= Task directions =
Reproduce the listing exactly, with no pictures in your copy.

= Records =
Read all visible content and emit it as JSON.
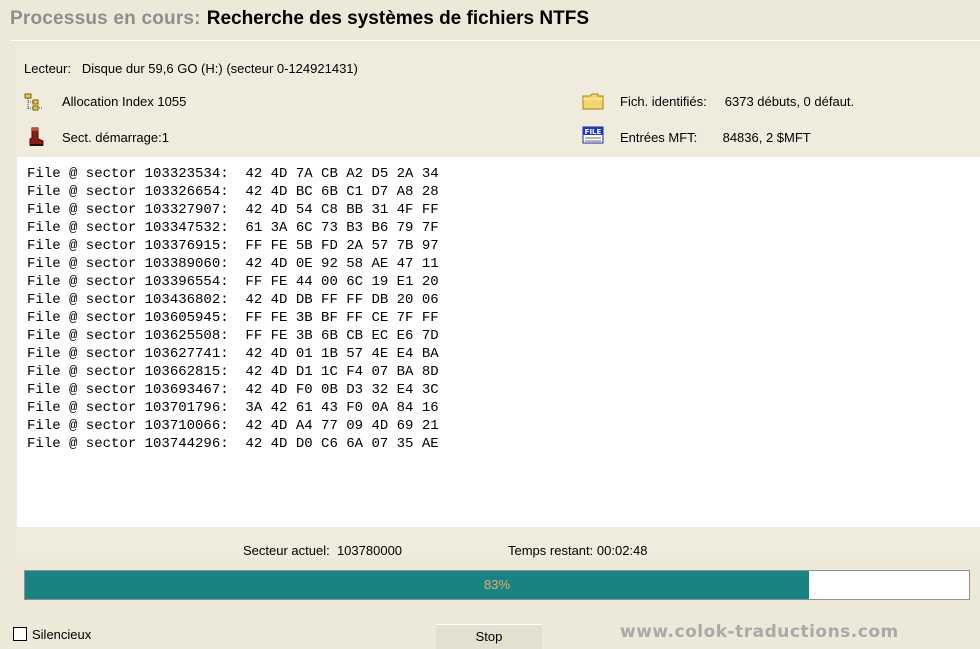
{
  "header": {
    "label": "Processus en cours:",
    "value": "Recherche des systèmes de fichiers NTFS"
  },
  "drive": {
    "label": "Lecteur:",
    "value": "Disque dur 59,6 GO (H:) (secteur 0-124921431)"
  },
  "allocation": {
    "icon": "tree-structure-icon",
    "text": "Allocation Index 1055"
  },
  "boot": {
    "icon": "boot-icon",
    "text": "Sect. démarrage:1"
  },
  "files": {
    "icon": "folder-icon",
    "label": "Fich. identifiés:",
    "value": "6373 débuts, 0 défaut."
  },
  "mft": {
    "icon": "file-mft-icon",
    "icon_text": "FILE",
    "label": "Entrées MFT:",
    "value": "84836, 2 $MFT"
  },
  "log": [
    "File @ sector 103323534:  42 4D 7A CB A2 D5 2A 34",
    "File @ sector 103326654:  42 4D BC 6B C1 D7 A8 28",
    "File @ sector 103327907:  42 4D 54 C8 BB 31 4F FF",
    "File @ sector 103347532:  61 3A 6C 73 B3 B6 79 7F",
    "File @ sector 103376915:  FF FE 5B FD 2A 57 7B 97",
    "File @ sector 103389060:  42 4D 0E 92 58 AE 47 11",
    "File @ sector 103396554:  FF FE 44 00 6C 19 E1 20",
    "File @ sector 103436802:  42 4D DB FF FF DB 20 06",
    "File @ sector 103605945:  FF FE 3B BF FF CE 7F FF",
    "File @ sector 103625508:  FF FE 3B 6B CB EC E6 7D",
    "File @ sector 103627741:  42 4D 01 1B 57 4E E4 BA",
    "File @ sector 103662815:  42 4D D1 1C F4 07 BA 8D",
    "File @ sector 103693467:  42 4D F0 0B D3 32 E4 3C",
    "File @ sector 103701796:  3A 42 61 43 F0 0A 84 16",
    "File @ sector 103710066:  42 4D A4 77 09 4D 69 21",
    "File @ sector 103744296:  42 4D D0 C6 6A 07 35 AE"
  ],
  "status": {
    "current_label": "Secteur actuel:",
    "current_value": "103780000",
    "remaining_label": "Temps restant:",
    "remaining_value": "00:02:48"
  },
  "progress": {
    "percent": 83,
    "label": "83%",
    "fill_color": "#178383",
    "text_color": "#f1a86d"
  },
  "footer": {
    "silent_label": "Silencieux",
    "stop_label": "Stop",
    "watermark": "www.colok-traductions.com"
  }
}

= Answer to the problem =
Read all visible content and emit it as JSON.
{
  "header": {
    "label": "Processus en cours:",
    "value": "Recherche des systèmes de fichiers NTFS"
  },
  "drive": {
    "label": "Lecteur:",
    "value": "Disque dur 59,6 GO (H:) (secteur 0-124921431)"
  },
  "allocation": {
    "icon": "tree-structure-icon",
    "text": "Allocation Index 1055"
  },
  "boot": {
    "icon": "boot-icon",
    "text": "Sect. démarrage:1"
  },
  "files": {
    "icon": "folder-icon",
    "label": "Fich. identifiés:",
    "value": "6373 débuts, 0 défaut."
  },
  "mft": {
    "icon": "file-mft-icon",
    "icon_text": "FILE",
    "label": "Entrées MFT:",
    "value": "84836, 2 $MFT"
  },
  "log": [
    "File @ sector 103323534:  42 4D 7A CB A2 D5 2A 34",
    "File @ sector 103326654:  42 4D BC 6B C1 D7 A8 28",
    "File @ sector 103327907:  42 4D 54 C8 BB 31 4F FF",
    "File @ sector 103347532:  61 3A 6C 73 B3 B6 79 7F",
    "File @ sector 103376915:  FF FE 5B FD 2A 57 7B 97",
    "File @ sector 103389060:  42 4D 0E 92 58 AE 47 11",
    "File @ sector 103396554:  FF FE 44 00 6C 19 E1 20",
    "File @ sector 103436802:  42 4D DB FF FF DB 20 06",
    "File @ sector 103605945:  FF FE 3B BF FF CE 7F FF",
    "File @ sector 103625508:  FF FE 3B 6B CB EC E6 7D",
    "File @ sector 103627741:  42 4D 01 1B 57 4E E4 BA",
    "File @ sector 103662815:  42 4D D1 1C F4 07 BA 8D",
    "File @ sector 103693467:  42 4D F0 0B D3 32 E4 3C",
    "File @ sector 103701796:  3A 42 61 43 F0 0A 84 16",
    "File @ sector 103710066:  42 4D A4 77 09 4D 69 21",
    "File @ sector 103744296:  42 4D D0 C6 6A 07 35 AE"
  ],
  "status": {
    "current_label": "Secteur actuel:",
    "current_value": "103780000",
    "remaining_label": "Temps restant:",
    "remaining_value": "00:02:48"
  },
  "progress": {
    "percent": 83,
    "label": "83%",
    "fill_color": "#178383",
    "text_color": "#f1a86d"
  },
  "footer": {
    "silent_label": "Silencieux",
    "stop_label": "Stop",
    "watermark": "www.colok-traductions.com"
  }
}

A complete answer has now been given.